Filter the records for lines holding the string "content".

──────── DATASET ────────

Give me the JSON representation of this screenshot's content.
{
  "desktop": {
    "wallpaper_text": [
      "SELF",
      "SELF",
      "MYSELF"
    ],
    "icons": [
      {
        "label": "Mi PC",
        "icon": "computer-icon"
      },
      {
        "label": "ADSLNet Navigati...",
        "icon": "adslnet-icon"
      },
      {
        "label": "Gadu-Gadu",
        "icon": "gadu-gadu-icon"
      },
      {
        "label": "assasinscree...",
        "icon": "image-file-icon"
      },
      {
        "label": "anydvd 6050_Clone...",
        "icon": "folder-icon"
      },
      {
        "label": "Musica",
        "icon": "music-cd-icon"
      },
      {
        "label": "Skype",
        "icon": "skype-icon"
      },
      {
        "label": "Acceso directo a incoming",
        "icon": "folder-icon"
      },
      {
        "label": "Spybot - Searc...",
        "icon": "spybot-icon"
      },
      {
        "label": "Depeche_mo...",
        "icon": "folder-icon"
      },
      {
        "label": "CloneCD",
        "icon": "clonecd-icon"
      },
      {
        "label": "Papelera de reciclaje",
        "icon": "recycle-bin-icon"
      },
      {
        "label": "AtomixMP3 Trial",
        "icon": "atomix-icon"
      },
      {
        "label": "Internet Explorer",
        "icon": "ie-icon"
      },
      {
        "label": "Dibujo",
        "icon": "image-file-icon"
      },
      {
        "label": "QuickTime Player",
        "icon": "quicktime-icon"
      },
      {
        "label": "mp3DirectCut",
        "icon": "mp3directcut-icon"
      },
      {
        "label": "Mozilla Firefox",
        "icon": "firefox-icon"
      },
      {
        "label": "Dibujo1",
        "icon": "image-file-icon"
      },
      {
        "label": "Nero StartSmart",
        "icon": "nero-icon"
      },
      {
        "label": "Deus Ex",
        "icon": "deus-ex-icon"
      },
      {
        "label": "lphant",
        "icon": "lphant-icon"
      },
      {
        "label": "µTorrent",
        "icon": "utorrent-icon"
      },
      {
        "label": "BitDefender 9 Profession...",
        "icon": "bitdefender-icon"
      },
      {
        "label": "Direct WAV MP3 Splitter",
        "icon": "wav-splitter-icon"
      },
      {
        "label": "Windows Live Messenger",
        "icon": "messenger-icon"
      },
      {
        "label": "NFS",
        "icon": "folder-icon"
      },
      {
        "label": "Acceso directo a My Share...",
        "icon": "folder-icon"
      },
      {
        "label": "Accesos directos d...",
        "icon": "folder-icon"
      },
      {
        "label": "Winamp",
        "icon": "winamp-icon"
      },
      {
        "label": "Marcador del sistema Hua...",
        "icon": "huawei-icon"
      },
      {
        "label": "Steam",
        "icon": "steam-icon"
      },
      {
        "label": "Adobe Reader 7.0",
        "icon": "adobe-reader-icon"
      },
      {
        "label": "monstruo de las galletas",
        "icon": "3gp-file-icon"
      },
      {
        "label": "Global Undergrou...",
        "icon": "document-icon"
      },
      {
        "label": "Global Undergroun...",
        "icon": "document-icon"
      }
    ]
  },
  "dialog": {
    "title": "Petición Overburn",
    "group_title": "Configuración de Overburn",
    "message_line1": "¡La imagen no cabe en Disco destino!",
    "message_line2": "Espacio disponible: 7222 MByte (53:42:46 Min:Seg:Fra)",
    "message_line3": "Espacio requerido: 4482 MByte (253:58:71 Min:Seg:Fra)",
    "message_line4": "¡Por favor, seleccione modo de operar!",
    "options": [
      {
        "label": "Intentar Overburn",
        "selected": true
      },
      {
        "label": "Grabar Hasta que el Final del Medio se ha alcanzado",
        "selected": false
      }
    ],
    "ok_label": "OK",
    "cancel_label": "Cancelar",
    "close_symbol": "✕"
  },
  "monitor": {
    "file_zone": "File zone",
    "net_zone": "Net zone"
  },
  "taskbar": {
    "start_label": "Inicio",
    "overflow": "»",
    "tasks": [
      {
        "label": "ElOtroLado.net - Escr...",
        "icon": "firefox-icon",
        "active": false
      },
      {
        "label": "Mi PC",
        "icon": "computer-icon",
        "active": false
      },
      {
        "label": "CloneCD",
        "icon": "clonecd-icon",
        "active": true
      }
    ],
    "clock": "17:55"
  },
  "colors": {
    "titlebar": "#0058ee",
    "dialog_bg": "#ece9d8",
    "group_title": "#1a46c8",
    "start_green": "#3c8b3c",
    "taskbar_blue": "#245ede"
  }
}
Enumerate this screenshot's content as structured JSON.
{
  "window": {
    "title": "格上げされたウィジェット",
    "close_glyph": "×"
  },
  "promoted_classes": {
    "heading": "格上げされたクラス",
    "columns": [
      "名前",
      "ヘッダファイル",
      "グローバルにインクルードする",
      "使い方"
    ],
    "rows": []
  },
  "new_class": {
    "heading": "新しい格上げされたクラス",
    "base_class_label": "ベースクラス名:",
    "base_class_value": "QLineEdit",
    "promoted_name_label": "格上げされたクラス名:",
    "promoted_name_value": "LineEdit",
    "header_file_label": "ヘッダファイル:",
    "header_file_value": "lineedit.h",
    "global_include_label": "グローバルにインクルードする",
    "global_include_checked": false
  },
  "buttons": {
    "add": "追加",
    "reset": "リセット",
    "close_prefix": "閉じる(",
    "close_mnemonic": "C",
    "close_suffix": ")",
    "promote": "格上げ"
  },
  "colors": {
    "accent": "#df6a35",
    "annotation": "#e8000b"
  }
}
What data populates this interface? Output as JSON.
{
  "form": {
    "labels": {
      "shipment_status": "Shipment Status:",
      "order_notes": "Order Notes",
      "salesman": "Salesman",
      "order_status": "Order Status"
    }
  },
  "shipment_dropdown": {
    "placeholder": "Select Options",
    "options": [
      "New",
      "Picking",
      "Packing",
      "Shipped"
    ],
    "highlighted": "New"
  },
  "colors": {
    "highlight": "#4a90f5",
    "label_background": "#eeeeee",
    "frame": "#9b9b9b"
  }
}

────────

* EXERCISE RESPONSE:
Give me the JSON representation of this screenshot's content.
Enumerate this screenshot's content as structured JSON.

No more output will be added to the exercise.